**Dataset records:**
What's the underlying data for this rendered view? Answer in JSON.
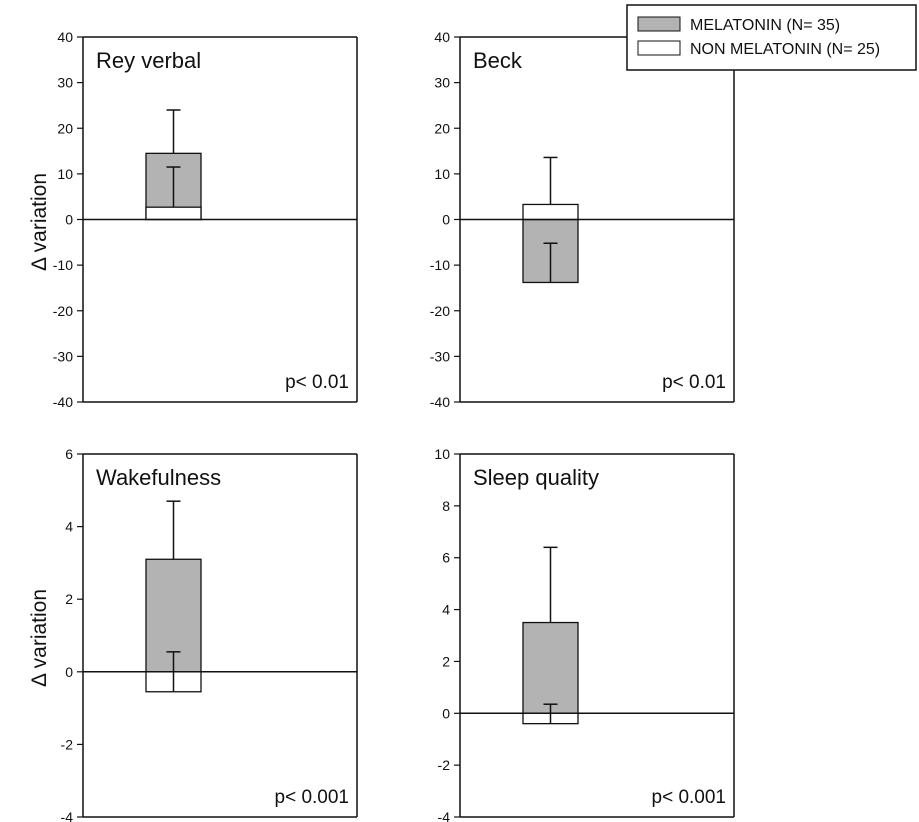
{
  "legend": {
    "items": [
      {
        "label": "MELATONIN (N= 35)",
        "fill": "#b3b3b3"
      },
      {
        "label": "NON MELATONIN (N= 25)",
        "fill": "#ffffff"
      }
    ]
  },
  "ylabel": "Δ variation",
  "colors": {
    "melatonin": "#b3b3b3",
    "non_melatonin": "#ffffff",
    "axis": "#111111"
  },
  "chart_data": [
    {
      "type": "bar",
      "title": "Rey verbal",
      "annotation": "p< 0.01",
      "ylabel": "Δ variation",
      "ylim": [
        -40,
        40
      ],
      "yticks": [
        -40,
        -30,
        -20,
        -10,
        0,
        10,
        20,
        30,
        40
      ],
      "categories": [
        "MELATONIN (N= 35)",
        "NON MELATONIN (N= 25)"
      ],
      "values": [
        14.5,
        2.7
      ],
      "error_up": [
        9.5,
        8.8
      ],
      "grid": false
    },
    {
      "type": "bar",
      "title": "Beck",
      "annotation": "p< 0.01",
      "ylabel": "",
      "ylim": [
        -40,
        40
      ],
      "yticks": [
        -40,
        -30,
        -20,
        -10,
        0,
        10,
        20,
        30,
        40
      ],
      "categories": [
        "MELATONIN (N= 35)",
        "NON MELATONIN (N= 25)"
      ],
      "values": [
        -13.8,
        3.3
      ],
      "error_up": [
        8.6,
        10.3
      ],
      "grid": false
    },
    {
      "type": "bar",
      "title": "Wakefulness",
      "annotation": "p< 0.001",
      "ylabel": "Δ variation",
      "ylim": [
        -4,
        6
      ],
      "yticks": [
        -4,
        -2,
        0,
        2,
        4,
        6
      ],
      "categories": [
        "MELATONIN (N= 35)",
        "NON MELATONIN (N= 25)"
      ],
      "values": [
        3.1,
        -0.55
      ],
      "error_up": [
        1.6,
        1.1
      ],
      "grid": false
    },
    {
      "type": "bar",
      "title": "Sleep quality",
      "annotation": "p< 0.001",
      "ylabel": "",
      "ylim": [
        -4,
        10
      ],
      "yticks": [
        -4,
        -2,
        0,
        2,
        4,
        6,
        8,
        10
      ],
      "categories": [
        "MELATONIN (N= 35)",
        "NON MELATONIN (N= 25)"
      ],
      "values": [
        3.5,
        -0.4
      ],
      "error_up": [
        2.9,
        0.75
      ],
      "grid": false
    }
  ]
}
* * *
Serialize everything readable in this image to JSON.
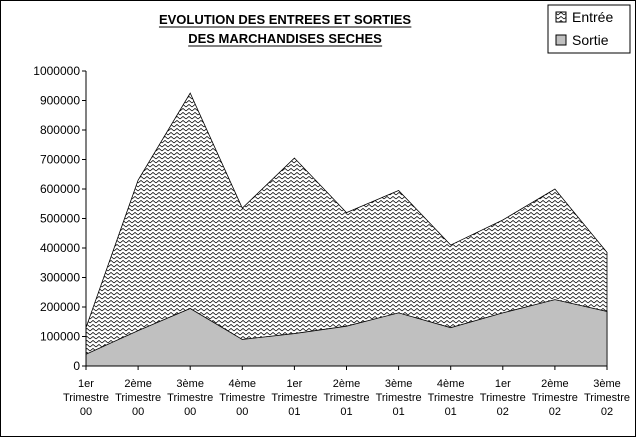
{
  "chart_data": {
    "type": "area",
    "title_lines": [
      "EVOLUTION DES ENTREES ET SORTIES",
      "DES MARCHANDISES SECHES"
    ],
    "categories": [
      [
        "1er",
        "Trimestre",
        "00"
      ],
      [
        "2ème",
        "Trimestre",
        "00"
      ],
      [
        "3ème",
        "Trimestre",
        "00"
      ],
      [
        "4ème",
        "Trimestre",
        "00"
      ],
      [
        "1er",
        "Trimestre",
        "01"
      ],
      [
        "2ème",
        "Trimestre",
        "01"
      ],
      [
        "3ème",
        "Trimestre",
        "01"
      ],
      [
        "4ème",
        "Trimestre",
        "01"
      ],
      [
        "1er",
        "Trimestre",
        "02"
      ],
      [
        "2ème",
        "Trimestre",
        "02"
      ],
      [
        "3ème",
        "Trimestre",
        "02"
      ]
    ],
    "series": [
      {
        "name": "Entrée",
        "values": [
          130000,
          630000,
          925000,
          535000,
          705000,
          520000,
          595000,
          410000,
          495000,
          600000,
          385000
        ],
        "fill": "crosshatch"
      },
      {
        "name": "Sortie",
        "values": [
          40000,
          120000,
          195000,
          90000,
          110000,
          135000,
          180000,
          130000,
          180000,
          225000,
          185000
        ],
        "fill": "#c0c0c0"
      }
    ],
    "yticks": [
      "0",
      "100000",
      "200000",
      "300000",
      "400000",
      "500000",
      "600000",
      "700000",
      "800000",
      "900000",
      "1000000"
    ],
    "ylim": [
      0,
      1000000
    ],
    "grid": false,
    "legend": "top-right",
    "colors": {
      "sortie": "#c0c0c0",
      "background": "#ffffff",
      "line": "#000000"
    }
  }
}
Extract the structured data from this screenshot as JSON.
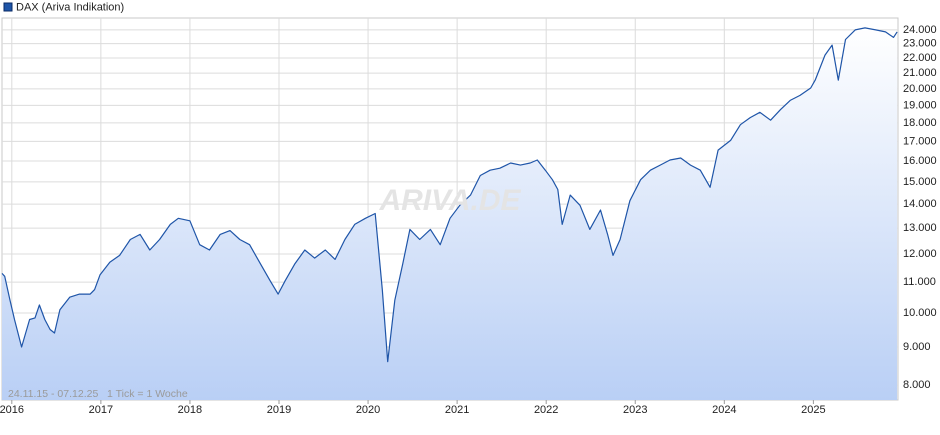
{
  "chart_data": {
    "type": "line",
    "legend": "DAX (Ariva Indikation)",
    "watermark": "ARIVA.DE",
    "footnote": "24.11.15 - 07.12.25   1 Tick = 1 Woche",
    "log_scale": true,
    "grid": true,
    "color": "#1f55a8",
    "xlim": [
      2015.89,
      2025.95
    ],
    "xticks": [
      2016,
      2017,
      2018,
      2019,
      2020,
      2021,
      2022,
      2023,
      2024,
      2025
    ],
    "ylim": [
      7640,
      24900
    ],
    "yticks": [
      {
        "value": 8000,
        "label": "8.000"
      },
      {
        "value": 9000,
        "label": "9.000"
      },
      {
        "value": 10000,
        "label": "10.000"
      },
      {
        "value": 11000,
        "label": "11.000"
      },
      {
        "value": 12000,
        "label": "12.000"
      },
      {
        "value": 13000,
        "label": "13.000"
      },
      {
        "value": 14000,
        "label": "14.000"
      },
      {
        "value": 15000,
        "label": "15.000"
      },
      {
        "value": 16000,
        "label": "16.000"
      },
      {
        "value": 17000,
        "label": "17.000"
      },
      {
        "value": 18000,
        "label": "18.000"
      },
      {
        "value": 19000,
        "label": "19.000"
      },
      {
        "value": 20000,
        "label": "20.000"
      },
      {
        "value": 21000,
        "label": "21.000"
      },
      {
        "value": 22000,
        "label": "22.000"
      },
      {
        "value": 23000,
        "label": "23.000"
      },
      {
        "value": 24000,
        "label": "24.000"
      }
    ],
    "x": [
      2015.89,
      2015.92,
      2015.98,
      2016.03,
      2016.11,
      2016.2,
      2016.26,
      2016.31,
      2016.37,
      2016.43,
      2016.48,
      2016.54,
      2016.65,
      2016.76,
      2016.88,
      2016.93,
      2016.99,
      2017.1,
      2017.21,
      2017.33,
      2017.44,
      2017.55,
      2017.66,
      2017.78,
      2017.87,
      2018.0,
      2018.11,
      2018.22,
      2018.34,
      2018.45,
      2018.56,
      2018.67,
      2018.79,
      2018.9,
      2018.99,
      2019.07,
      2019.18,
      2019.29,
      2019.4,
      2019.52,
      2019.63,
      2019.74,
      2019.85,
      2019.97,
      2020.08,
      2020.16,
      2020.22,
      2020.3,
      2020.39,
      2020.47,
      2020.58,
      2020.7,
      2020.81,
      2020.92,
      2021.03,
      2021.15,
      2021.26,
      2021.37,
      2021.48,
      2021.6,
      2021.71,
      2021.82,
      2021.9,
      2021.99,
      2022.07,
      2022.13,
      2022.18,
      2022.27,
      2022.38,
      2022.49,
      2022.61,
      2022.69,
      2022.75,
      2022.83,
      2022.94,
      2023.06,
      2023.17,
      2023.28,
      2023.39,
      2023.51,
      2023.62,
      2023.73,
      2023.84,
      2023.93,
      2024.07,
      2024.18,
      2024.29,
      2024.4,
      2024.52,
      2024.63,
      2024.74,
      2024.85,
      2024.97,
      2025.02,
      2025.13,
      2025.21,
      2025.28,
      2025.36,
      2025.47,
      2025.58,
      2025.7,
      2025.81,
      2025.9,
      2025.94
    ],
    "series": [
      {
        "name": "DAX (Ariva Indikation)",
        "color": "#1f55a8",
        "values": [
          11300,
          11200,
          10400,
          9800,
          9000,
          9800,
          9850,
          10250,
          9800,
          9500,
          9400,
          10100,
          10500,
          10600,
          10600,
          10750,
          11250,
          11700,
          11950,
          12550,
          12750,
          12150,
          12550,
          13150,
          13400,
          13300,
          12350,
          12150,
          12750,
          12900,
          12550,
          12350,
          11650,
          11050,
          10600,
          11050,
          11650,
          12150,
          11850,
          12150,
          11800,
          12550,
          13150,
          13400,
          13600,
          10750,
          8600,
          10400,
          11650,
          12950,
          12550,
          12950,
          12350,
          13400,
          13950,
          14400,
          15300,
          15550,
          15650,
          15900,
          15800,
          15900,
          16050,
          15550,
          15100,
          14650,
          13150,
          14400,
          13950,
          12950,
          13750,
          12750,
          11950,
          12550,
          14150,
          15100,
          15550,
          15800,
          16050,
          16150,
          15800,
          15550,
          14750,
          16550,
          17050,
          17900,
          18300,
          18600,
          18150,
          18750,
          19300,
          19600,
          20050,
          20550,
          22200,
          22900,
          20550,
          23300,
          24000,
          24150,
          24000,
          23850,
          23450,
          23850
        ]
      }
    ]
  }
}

**What this task involves:** Find the word "ffffff" in the records and pull out each line that has it.

**Solved exercise:**
        "fill": "#ffffff"
    "non_melatonin": "#ffffff",
      "background": "#ffffff",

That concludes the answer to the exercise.